Primary and secondary antibodies used for immunohistochemistry.
| Antibody | Host | Dilution | Company |
|---|---|---|---|
| ATM (primary) | Mouse | 1: 200 | Abcam (ab78) |
| Phosphorylated ATM (primary) | Mouse | 1: 200 | Abcam (ab36810) |
| Chk2 (primary) | Rabbit | 1: 100 | Abcam (ab47433) |
| P53 (primary) | Mouse | 1: 400 | Abcam (ab26) |
| Phosphorylated P53 (primary) | Rabbit | 1: 100 | Abcam (ab33889) |
| P21 (primary) | Rabbit | 1: 300 | Abcam (ab109199) |
| Envision™ Detection Kit (secondary) | Dako (K5007) |
Real-time polymerase chain reaction (RT-PCR)
RT-PCR of the right lung was used to detect the expression of ATM, Chk2, P53, and P21. The primer sequences were as follows:
ATM: forward: 3′-GCTTATGACGTTGCATGAAACG-5′
reverse: 3′-GTGACGGGAAATATGGTGGATT-5′
Chk2: forward: 3′-AAGAGACGAATACATCATGTCAAAAACT-5′
reverse: 3′-GGCCACTTTCTTACACGTTTTCC-5′
P53: forward: 3′-TCCTCCCCAACATCTTATCC-5′
reverse: 3′-GCACAAACACGAACCTCAAA-5′
P21: forward: 3′-CGGGCAGTCCCTTCTAGTTCC-5′
reverse: 3′-AATGCTTGAGCACACACGAG-5′
The conditions for the RT-PCR amplification were as follows:
ATM and glyceraldehyde 3-phosphate dehydrogenase (GAPDH):
95°C for 10 s, 60°C for 30 s, and 72°C for 30 s (40 cycles).
Chk2 and GAPDH: 95°C for 10 s, 58°C for 30 s, and 72°C for 30 s (40 cycles).
P53 and GAPDH: 95°C for 10 s, 58°C for 30 s, and 72°C for 30 s (40 cycles).
P21 and GAPDH: 95°C for 10 s, 58°C for 30 s, and 72°C for 30 s (40 cycles).
Western blotting
Lung tissue stored at −80°C was used for Western blotting. The samples were lysed in a buffer with phosphatases and protease inhibitors. The proteins (200 μg) were loaded in a 4–12% Bis-Tris gel (Life Technologies, Carlsbad, USA) and transferred onto PVDF membranes (Merck Millipore, Germany). The membranes were incubated with the antibodies described in Table 2 overnight at 4°C. Antibody binding was detected by an anti-mouse HRP secondary antibody (ab97040, Abcam, UK) and visualized with the ECL development solution (ab133406, Abcam, UK). The Gel-Pro analyzer was used to measure the integrated optical density (IOD) of the samples.
Table 2.
Primary antibodies used for Western blot.

Required work »
[1] Please extract the stretch of the lab methods excerpt from "Chk2 and GAPDH: 95°C" through "of the samples.".
[2] Does the lab methods excerpt support each statement? Answer yes or no and quote the deciding words: (a) RT-PCR was performed on the left lung; (b) the proteins were transferred onto PVDF membranes; (c) the membranes were incubated with the antibodies overnight at room temperature.
You won't need the rows for any of this.

Information supplied »

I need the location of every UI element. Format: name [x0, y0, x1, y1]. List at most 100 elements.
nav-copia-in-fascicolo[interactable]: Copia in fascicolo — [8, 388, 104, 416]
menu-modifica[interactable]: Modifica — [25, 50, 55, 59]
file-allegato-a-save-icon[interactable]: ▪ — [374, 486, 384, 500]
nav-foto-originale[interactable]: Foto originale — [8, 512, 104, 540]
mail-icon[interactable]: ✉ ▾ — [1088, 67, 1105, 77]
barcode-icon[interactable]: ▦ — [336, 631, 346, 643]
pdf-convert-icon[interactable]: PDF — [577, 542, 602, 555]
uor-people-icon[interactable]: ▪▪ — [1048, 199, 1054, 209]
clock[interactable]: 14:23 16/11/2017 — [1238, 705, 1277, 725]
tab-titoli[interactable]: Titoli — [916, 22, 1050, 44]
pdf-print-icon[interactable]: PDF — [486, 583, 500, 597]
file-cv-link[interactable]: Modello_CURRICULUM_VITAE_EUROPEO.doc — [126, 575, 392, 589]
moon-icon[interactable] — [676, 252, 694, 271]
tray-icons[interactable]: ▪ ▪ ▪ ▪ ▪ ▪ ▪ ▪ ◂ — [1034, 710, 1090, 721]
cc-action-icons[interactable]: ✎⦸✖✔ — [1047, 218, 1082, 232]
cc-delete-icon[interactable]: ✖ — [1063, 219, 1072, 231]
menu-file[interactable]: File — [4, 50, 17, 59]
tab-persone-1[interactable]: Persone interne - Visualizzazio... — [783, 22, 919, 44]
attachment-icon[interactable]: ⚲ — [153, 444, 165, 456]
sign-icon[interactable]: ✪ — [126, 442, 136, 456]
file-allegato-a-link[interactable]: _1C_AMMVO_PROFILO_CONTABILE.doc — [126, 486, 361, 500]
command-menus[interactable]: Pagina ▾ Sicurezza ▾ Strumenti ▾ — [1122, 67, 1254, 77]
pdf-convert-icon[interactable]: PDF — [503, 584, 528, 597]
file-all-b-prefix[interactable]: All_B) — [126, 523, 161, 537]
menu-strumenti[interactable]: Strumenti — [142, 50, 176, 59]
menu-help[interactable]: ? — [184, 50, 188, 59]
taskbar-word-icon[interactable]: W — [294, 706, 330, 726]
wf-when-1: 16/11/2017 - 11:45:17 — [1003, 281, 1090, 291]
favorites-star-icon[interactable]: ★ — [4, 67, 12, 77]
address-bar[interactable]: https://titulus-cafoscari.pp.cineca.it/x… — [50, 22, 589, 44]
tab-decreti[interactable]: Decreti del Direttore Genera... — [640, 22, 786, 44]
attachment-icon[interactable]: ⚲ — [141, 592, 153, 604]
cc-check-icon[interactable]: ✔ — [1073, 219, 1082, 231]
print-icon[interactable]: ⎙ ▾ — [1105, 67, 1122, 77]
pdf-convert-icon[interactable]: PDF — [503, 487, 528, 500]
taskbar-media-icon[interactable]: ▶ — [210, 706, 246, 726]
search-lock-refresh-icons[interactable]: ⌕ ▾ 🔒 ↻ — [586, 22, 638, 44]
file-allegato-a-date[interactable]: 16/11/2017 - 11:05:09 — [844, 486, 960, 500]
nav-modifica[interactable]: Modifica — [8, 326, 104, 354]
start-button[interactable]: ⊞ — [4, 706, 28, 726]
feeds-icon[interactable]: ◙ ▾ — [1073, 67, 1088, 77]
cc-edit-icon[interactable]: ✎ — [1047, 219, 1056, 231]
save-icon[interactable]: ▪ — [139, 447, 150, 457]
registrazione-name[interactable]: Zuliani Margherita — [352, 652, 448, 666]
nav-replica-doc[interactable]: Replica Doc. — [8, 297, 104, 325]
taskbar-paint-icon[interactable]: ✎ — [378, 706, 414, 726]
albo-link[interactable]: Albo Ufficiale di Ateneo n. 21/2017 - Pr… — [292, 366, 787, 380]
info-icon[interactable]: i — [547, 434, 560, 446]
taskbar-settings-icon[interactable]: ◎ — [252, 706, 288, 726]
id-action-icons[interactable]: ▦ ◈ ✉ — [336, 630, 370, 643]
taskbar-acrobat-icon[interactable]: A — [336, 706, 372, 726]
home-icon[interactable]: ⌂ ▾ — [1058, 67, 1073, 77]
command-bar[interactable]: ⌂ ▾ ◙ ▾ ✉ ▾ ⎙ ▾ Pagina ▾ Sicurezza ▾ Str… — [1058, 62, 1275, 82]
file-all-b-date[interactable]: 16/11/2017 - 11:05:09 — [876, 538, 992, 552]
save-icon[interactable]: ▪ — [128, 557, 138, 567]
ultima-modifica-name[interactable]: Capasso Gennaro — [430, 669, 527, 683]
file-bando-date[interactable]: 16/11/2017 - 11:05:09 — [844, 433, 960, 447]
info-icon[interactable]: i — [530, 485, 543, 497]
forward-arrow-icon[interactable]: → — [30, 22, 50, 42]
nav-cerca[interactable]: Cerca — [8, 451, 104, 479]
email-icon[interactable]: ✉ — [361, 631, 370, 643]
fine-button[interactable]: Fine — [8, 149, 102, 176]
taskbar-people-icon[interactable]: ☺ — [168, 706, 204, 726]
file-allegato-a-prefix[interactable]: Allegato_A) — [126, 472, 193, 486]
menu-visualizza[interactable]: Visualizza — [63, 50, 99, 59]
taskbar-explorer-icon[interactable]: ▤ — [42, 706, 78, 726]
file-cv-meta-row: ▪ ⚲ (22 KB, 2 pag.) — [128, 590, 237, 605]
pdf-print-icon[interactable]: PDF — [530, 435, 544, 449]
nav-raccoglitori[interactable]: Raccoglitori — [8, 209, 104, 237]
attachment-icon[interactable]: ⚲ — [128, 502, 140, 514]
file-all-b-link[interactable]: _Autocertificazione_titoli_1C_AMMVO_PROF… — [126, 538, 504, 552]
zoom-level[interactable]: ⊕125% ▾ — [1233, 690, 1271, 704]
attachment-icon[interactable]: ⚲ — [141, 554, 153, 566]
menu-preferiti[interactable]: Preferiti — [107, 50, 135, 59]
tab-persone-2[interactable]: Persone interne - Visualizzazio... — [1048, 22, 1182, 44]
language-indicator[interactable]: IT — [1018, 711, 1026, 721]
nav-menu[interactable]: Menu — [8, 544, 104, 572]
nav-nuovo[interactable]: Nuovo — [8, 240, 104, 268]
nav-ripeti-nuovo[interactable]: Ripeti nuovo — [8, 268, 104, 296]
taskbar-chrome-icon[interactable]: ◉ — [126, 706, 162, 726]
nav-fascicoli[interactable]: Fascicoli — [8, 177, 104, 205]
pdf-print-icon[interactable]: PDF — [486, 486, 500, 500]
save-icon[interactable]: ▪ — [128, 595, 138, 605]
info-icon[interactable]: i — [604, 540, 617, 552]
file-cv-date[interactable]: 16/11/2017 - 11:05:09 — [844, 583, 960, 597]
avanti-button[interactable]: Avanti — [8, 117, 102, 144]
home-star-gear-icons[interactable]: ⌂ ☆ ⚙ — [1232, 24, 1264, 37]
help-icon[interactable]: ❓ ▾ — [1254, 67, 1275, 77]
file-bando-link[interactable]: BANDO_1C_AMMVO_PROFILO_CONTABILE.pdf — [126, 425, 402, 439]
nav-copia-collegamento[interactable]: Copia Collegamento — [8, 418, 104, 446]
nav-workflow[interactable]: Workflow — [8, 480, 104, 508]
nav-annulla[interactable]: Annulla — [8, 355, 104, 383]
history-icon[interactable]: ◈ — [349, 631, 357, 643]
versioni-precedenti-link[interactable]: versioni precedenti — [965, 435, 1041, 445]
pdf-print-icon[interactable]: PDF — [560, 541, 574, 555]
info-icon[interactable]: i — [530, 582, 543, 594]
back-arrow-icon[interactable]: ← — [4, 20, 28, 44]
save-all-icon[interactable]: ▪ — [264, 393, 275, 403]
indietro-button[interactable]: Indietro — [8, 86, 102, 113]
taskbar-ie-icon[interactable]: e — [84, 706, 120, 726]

Replies »
[1]
Chk2 and GAPDH: 95°C for 10 s, 58°C for 30 s, and 72°C for 30 s (40 cycles).
P53 and GAPDH: 95°C for 10 s, 58°C for 30 s, and 72°C for 30 s (40 cycles).
P21 and GAPDH: 95°C for 10 s, 58°C for 30 s, and 72°C for 30 s (40 cycles).
Western blotting
Lung tissue stored at −80°C was used for Western blotting. The samples were lysed in a buffer with phosphatases and protease inhibitors. The proteins (200 μg) were loaded in a 4–12% Bis-Tris gel (Life Technologies, Carlsbad, USA) and transferred onto PVDF membranes (Merck Millipore, Germany). The membranes were incubated with the antibodies described in Table 2 overnight at 4°C. Antibody binding was detected by an anti-mouse HRP secondary antibody (ab97040, Abcam, UK) and visualized with the ECL development solution (ab133406, Abcam, UK). The Gel-Pro analyzer was used to measure the integrated optical density (IOD) of the samples.

[2]
(a) No: "RT-PCR of the right lung was used to detect the expression of ATM, Chk2, P53, and P21."
(b) Yes: "transferred onto PVDF membranes (Merck Millipore, Germany)"
(c) No: "The membranes were incubated with the antibodies described in Table 2 overnight at 4°C."